Return the lines where the word "title" occurs.

• • •

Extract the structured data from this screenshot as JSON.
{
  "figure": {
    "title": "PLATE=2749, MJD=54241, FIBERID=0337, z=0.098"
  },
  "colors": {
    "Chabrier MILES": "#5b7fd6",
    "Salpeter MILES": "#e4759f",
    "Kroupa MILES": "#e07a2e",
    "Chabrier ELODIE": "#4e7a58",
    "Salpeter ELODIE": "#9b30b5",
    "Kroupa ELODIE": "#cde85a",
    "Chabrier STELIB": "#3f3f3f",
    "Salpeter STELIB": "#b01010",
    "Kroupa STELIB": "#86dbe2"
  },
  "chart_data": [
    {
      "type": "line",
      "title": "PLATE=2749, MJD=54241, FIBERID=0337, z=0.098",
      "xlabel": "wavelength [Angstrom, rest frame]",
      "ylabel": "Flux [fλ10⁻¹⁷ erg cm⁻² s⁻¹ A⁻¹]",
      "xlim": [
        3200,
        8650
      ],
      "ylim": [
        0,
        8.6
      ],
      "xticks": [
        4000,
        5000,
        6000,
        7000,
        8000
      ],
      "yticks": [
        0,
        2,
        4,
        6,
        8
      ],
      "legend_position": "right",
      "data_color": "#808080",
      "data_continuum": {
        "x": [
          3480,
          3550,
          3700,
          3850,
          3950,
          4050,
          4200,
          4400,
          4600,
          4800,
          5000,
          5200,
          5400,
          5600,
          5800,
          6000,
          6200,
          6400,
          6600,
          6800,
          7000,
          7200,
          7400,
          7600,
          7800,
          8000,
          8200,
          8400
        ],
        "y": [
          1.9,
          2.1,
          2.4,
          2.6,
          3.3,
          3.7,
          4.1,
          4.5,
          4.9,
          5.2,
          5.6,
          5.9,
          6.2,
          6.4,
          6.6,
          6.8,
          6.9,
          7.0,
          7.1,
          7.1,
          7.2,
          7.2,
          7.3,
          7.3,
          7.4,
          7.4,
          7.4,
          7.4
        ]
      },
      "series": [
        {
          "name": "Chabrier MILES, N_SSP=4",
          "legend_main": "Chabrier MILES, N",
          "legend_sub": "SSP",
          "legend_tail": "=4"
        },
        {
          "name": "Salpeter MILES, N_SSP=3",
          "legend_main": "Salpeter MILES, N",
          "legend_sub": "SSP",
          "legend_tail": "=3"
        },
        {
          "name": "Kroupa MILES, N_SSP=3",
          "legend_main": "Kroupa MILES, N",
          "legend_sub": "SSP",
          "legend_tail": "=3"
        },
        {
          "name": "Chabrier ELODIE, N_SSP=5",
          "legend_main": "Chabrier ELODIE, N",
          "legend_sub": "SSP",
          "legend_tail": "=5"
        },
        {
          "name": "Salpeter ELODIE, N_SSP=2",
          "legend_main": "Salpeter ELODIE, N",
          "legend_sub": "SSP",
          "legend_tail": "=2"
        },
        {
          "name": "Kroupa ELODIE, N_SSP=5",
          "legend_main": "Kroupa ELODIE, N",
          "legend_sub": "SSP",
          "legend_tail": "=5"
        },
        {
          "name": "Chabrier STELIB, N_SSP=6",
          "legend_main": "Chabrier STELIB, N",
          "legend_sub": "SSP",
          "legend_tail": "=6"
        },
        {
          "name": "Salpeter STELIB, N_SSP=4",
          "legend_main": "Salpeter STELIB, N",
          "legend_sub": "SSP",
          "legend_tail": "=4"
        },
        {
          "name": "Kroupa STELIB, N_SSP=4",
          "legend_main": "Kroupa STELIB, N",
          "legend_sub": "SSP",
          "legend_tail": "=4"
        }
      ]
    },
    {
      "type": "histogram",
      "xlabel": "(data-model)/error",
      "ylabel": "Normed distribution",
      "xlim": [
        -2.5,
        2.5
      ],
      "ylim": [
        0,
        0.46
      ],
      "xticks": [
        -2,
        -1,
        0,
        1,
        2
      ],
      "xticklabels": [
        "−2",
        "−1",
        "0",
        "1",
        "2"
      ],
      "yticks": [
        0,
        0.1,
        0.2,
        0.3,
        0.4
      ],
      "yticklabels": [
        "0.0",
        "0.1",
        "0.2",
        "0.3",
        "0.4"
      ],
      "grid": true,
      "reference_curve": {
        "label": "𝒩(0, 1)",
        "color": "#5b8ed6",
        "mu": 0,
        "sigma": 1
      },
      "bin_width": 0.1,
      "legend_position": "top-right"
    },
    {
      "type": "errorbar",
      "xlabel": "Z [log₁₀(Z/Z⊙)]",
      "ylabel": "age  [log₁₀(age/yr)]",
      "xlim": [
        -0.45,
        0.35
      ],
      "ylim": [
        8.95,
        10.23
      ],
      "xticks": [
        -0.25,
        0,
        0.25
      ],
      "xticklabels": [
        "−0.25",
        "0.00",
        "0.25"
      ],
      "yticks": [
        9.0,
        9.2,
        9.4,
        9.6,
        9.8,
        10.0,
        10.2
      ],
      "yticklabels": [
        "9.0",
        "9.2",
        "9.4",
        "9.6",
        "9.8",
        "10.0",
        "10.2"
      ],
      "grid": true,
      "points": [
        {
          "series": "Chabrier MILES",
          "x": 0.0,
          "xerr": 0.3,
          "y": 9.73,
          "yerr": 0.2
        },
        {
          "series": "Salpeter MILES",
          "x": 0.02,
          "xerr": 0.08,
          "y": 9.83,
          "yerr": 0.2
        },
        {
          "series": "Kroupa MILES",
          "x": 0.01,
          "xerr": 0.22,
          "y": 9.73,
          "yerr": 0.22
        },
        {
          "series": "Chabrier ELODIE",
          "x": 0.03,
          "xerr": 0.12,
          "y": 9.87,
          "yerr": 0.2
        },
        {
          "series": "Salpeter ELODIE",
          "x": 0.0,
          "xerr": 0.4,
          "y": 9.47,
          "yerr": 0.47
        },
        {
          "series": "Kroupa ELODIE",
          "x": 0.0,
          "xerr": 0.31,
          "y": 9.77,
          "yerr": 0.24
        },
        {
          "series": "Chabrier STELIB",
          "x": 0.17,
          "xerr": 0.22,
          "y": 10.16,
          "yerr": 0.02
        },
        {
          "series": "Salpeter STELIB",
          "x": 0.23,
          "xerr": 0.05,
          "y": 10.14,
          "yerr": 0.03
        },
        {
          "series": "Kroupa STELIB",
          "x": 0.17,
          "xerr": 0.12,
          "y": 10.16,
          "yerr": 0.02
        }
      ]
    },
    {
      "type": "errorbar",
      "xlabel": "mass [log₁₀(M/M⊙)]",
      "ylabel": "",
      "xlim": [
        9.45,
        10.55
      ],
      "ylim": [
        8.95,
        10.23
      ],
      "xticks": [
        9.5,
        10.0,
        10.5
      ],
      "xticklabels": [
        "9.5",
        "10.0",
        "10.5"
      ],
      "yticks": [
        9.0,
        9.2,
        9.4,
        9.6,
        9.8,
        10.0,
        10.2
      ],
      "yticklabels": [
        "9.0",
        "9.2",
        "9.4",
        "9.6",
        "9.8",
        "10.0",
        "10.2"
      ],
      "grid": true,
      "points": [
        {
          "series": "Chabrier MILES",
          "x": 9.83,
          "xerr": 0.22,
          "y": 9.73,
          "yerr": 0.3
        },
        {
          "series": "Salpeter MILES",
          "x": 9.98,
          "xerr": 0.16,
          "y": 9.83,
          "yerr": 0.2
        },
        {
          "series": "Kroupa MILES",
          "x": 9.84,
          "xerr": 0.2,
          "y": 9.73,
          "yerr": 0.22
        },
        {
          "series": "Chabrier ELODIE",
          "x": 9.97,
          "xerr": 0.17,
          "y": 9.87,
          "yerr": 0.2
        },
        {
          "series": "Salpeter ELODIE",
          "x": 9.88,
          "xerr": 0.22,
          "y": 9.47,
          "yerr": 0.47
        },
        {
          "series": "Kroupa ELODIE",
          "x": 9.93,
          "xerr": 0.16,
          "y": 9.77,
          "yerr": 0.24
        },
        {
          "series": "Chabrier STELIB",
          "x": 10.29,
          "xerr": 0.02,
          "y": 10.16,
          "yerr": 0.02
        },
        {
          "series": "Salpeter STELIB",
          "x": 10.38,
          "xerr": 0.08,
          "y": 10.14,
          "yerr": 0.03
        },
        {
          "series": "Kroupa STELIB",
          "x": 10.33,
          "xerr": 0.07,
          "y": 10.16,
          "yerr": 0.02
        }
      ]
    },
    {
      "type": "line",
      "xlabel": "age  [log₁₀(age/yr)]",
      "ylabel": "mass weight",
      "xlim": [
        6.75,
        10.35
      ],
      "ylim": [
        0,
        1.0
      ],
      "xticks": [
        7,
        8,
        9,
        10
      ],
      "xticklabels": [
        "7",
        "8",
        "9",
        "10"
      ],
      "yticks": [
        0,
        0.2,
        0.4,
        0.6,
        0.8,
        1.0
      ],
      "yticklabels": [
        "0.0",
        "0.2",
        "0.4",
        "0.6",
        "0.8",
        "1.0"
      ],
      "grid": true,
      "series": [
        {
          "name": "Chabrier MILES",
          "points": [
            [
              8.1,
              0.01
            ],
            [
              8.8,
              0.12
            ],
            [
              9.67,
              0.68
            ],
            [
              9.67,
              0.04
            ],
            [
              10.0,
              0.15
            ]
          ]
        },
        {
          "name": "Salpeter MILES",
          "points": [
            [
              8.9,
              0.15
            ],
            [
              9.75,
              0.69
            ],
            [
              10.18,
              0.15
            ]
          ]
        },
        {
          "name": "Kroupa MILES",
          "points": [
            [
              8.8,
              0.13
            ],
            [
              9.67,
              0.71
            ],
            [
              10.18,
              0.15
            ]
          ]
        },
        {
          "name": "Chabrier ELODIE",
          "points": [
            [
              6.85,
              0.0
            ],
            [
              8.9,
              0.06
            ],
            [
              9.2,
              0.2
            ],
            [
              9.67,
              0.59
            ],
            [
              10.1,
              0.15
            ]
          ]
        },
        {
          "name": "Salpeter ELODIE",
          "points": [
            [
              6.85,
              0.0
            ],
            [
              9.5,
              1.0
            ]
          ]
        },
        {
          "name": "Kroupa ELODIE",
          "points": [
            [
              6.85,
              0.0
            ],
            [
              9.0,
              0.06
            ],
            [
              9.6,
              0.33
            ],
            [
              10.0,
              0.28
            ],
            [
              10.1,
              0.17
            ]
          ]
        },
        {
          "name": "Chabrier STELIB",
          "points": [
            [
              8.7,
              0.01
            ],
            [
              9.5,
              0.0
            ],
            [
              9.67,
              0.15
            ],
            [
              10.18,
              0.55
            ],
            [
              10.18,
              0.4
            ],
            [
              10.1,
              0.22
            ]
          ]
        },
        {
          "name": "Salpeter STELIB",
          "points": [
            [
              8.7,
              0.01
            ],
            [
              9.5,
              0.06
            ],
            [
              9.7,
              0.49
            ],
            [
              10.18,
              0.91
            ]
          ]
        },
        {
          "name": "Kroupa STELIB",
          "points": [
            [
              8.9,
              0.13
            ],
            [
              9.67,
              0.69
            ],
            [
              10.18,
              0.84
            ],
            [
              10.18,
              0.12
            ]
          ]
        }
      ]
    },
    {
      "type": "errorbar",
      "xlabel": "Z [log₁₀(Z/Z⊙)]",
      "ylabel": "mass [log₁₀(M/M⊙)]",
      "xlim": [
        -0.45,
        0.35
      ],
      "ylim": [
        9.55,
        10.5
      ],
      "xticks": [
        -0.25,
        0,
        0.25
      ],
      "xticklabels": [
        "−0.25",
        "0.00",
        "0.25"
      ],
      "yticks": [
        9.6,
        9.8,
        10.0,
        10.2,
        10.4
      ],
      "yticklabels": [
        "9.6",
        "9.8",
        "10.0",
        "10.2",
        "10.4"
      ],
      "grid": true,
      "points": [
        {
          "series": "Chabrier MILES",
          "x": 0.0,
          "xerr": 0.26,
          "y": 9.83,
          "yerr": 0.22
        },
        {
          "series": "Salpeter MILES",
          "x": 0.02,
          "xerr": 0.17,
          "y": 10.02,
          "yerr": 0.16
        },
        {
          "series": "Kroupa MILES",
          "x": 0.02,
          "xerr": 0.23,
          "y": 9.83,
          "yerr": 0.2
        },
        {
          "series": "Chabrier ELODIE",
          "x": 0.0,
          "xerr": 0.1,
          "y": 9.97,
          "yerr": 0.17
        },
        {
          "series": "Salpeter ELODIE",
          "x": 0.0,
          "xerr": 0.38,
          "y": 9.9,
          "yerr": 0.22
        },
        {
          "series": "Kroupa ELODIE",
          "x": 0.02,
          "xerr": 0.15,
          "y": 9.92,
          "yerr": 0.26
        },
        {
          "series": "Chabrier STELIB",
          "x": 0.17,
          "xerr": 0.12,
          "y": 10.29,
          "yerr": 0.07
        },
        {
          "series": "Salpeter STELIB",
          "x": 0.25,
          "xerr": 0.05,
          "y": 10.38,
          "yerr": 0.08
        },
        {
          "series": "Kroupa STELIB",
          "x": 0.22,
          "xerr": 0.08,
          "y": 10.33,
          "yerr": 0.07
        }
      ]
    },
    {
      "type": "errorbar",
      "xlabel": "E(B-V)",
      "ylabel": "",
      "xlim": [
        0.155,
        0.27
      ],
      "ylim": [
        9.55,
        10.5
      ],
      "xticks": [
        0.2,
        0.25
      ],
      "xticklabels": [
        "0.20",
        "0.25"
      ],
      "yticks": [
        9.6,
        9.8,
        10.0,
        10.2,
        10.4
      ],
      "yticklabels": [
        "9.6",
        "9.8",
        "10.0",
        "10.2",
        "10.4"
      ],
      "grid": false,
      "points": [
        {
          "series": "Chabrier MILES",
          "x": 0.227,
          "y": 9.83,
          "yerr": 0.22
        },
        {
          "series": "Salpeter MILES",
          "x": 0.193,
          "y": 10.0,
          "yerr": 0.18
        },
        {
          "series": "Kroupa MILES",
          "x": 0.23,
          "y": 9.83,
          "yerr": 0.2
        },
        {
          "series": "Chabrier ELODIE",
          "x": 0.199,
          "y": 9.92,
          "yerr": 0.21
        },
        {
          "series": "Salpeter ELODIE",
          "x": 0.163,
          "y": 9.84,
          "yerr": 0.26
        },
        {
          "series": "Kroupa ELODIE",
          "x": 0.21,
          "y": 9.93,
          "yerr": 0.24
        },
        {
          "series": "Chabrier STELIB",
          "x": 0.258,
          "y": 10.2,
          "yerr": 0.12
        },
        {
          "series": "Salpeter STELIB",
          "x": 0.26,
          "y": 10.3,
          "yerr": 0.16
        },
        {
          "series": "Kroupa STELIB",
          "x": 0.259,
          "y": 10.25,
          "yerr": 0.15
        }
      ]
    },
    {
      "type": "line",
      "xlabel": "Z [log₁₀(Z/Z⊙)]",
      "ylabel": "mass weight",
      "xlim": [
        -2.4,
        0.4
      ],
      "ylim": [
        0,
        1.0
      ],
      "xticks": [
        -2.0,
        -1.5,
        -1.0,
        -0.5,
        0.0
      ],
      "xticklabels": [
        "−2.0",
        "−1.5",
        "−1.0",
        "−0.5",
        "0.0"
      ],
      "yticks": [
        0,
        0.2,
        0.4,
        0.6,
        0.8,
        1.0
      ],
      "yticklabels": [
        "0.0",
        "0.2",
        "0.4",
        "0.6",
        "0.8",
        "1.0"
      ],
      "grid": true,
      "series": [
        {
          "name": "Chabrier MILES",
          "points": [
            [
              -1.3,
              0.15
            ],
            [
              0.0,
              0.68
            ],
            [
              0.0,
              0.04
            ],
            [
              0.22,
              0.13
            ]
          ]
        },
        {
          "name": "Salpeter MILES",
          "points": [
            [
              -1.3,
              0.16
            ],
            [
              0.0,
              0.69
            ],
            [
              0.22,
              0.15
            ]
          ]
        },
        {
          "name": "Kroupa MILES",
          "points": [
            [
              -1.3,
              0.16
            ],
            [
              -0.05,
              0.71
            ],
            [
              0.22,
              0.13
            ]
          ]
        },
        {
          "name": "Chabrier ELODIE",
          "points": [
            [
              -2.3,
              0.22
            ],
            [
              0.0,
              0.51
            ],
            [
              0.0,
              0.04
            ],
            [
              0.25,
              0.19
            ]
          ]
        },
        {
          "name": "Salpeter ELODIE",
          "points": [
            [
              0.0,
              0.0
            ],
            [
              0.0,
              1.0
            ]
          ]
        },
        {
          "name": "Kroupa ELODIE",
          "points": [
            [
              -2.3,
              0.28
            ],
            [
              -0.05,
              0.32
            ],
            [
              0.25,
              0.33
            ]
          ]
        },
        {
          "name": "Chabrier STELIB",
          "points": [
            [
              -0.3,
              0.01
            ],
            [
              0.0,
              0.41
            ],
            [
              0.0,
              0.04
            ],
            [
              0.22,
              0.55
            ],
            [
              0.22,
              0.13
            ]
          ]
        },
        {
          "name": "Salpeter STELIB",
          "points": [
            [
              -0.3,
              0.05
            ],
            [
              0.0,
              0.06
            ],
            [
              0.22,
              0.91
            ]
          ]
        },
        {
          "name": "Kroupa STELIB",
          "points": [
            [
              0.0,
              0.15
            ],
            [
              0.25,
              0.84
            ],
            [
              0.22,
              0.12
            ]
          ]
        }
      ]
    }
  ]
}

• • •

## Answer in full
    "title": "PLATE=2749, MJD=54241, FIBERID=0337, z=0.098"
      "title": "PLATE=2749, MJD=54241, FIBERID=0337, z=0.098",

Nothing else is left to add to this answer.